**Directive:**
Transcribe the records that follow exactly. Skip the pictures.

**Task material:**
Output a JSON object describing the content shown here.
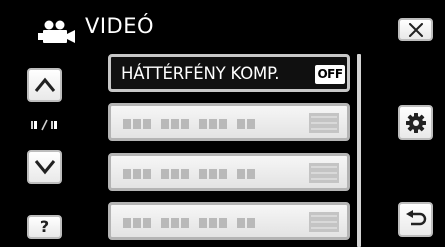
{
  "header": {
    "title": "VIDEÓ",
    "mode_icon": "video-camera-icon"
  },
  "toolbar": {
    "close_icon": "close-icon",
    "up_icon": "arrow-up-icon",
    "down_icon": "arrow-down-icon",
    "help_label": "?",
    "settings_icon": "gear-icon",
    "back_icon": "return-icon",
    "page_indicator_icon": "page-indicator-icon"
  },
  "menu": {
    "items": [
      {
        "label": "HÁTTÉRFÉNY KOMP.",
        "value": "OFF",
        "active": true
      },
      {
        "label": "",
        "value": "",
        "active": false
      },
      {
        "label": "",
        "value": "",
        "active": false
      },
      {
        "label": "",
        "value": "",
        "active": false
      }
    ]
  },
  "colors": {
    "background": "#000000",
    "button_face": "#f2f2f2",
    "button_border": "#bdbdbd",
    "icon": "#222222",
    "active_item": "#101010",
    "placeholder_glyph": "#b9b9b9"
  }
}
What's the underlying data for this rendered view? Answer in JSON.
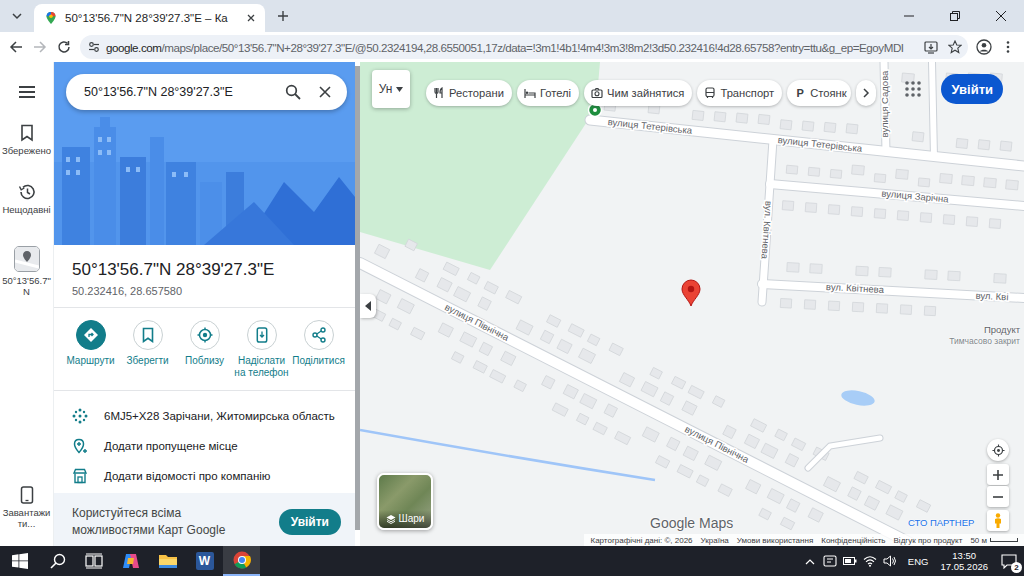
{
  "browser": {
    "tab": {
      "title": "50°13'56.7\"N 28°39'27.3\"E – Ка",
      "selected": true
    },
    "nav": {
      "back_enabled": true,
      "forward_enabled": false
    },
    "url": {
      "host": "google.com",
      "path": "/maps/place/50°13'56.7\"N+28°39'27.3\"E/@50.2324194,28.6550051,17z/data=!3m1!4b1!4m4!3m3!8m2!3d50.232416!4d28.65758?entry=ttu&g_ep=EgoyMDI"
    }
  },
  "rail": {
    "items": [
      {
        "label": "Збережено",
        "kind": "saved"
      },
      {
        "label": "Нещодавні",
        "kind": "recent"
      },
      {
        "label": "50°13'56.7\"N",
        "kind": "place"
      }
    ],
    "download": "Завантажити..."
  },
  "search": {
    "value": "50°13'56.7\"N 28°39'27.3\"E"
  },
  "place": {
    "title": "50°13'56.7\"N 28°39'27.3\"E",
    "coords": "50.232416, 28.657580"
  },
  "actions": [
    {
      "label": "Маршрути",
      "kind": "directions",
      "primary": true
    },
    {
      "label": "Зберегти",
      "kind": "save",
      "primary": false
    },
    {
      "label": "Поблизу",
      "kind": "nearby",
      "primary": false
    },
    {
      "label": "Надіслати на телефон",
      "kind": "phone",
      "primary": false
    },
    {
      "label": "Поділитися",
      "kind": "share",
      "primary": false
    }
  ],
  "details": [
    {
      "text": "6MJ5+X28 Зарічани, Житомирська область",
      "kind": "pluscode"
    },
    {
      "text": "Додати пропущене місце",
      "kind": "addplace"
    },
    {
      "text": "Додати відомості про компанію",
      "kind": "business"
    }
  ],
  "promo": {
    "text": "Користуйтеся всіма можливостями Карт Google",
    "button": "Увійти"
  },
  "map": {
    "language": "Ун",
    "chips": [
      {
        "label": "Ресторани",
        "kind": "restaurant"
      },
      {
        "label": "Готелі",
        "kind": "hotel"
      },
      {
        "label": "Чим зайнятися",
        "kind": "activity"
      },
      {
        "label": "Транспорт",
        "kind": "transit"
      },
      {
        "label": "Стоянк",
        "kind": "parking",
        "glyph": "P"
      }
    ],
    "signin": "Увійти",
    "street_labels": [
      "вулиця Тетерівська",
      "вулиця Тетерівська",
      "вулиця Садова",
      "вулиця Зарічна",
      "вул. Квітнева",
      "вул. Квітнева",
      "вул. Кві",
      "вулиця Північна",
      "вулиця Північна"
    ],
    "poi_labels": [
      "Продукт",
      "Тимчасово закрит"
    ],
    "partner": "СТО ПАРТНЕР",
    "layers": "Шари",
    "brand": "Google Maps",
    "attribution": [
      "Картографічні дані: ©, 2026",
      "Україна",
      "Умови використання",
      "Конфіденційність",
      "Відгук про продукт"
    ],
    "scale": "50 м"
  },
  "taskbar": {
    "apps": [
      {
        "kind": "copilot",
        "active": false
      },
      {
        "kind": "explorer",
        "active": false
      },
      {
        "kind": "word",
        "glyph": "W",
        "active": false
      },
      {
        "kind": "chrome",
        "active": true
      }
    ],
    "language": "ENG",
    "time": "13:50",
    "date": "17.05.2026",
    "notifications": "2"
  }
}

**Final answer:**
Output a JSON object describing the content shown here.
{
  "header": {
    "title": "VIDEÓ",
    "mode_icon": "video-camera-icon"
  },
  "toolbar": {
    "close_icon": "close-icon",
    "up_icon": "arrow-up-icon",
    "down_icon": "arrow-down-icon",
    "help_label": "?",
    "settings_icon": "gear-icon",
    "back_icon": "return-icon",
    "page_indicator_icon": "page-indicator-icon"
  },
  "menu": {
    "items": [
      {
        "label": "HÁTTÉRFÉNY KOMP.",
        "value": "OFF",
        "active": true
      },
      {
        "label": "",
        "value": "",
        "active": false
      },
      {
        "label": "",
        "value": "",
        "active": false
      },
      {
        "label": "",
        "value": "",
        "active": false
      }
    ]
  },
  "colors": {
    "background": "#000000",
    "button_face": "#f2f2f2",
    "button_border": "#bdbdbd",
    "icon": "#222222",
    "active_item": "#101010",
    "placeholder_glyph": "#b9b9b9"
  }
}
What's the underlying data for this rendered view? Answer in JSON.
{
  "browser": {
    "tab": {
      "title": "50°13'56.7\"N 28°39'27.3\"E – Ка",
      "selected": true
    },
    "nav": {
      "back_enabled": true,
      "forward_enabled": false
    },
    "url": {
      "host": "google.com",
      "path": "/maps/place/50°13'56.7\"N+28°39'27.3\"E/@50.2324194,28.6550051,17z/data=!3m1!4b1!4m4!3m3!8m2!3d50.232416!4d28.65758?entry=ttu&g_ep=EgoyMDI"
    }
  },
  "rail": {
    "items": [
      {
        "label": "Збережено",
        "kind": "saved"
      },
      {
        "label": "Нещодавні",
        "kind": "recent"
      },
      {
        "label": "50°13'56.7\"N",
        "kind": "place"
      }
    ],
    "download": "Завантажити..."
  },
  "search": {
    "value": "50°13'56.7\"N 28°39'27.3\"E"
  },
  "place": {
    "title": "50°13'56.7\"N 28°39'27.3\"E",
    "coords": "50.232416, 28.657580"
  },
  "actions": [
    {
      "label": "Маршрути",
      "kind": "directions",
      "primary": true
    },
    {
      "label": "Зберегти",
      "kind": "save",
      "primary": false
    },
    {
      "label": "Поблизу",
      "kind": "nearby",
      "primary": false
    },
    {
      "label": "Надіслати на телефон",
      "kind": "phone",
      "primary": false
    },
    {
      "label": "Поділитися",
      "kind": "share",
      "primary": false
    }
  ],
  "details": [
    {
      "text": "6MJ5+X28 Зарічани, Житомирська область",
      "kind": "pluscode"
    },
    {
      "text": "Додати пропущене місце",
      "kind": "addplace"
    },
    {
      "text": "Додати відомості про компанію",
      "kind": "business"
    }
  ],
  "promo": {
    "text": "Користуйтеся всіма можливостями Карт Google",
    "button": "Увійти"
  },
  "map": {
    "language": "Ун",
    "chips": [
      {
        "label": "Ресторани",
        "kind": "restaurant"
      },
      {
        "label": "Готелі",
        "kind": "hotel"
      },
      {
        "label": "Чим зайнятися",
        "kind": "activity"
      },
      {
        "label": "Транспорт",
        "kind": "transit"
      },
      {
        "label": "Стоянк",
        "kind": "parking",
        "glyph": "P"
      }
    ],
    "signin": "Увійти",
    "street_labels": [
      "вулиця Тетерівська",
      "вулиця Тетерівська",
      "вулиця Садова",
      "вулиця Зарічна",
      "вул. Квітнева",
      "вул. Квітнева",
      "вул. Кві",
      "вулиця Північна",
      "вулиця Північна"
    ],
    "poi_labels": [
      "Продукт",
      "Тимчасово закрит"
    ],
    "partner": "СТО ПАРТНЕР",
    "layers": "Шари",
    "brand": "Google Maps",
    "attribution": [
      "Картографічні дані: ©, 2026",
      "Україна",
      "Умови використання",
      "Конфіденційність",
      "Відгук про продукт"
    ],
    "scale": "50 м"
  },
  "taskbar": {
    "apps": [
      {
        "kind": "copilot",
        "active": false
      },
      {
        "kind": "explorer",
        "active": false
      },
      {
        "kind": "word",
        "glyph": "W",
        "active": false
      },
      {
        "kind": "chrome",
        "active": true
      }
    ],
    "language": "ENG",
    "time": "13:50",
    "date": "17.05.2026",
    "notifications": "2"
  }
}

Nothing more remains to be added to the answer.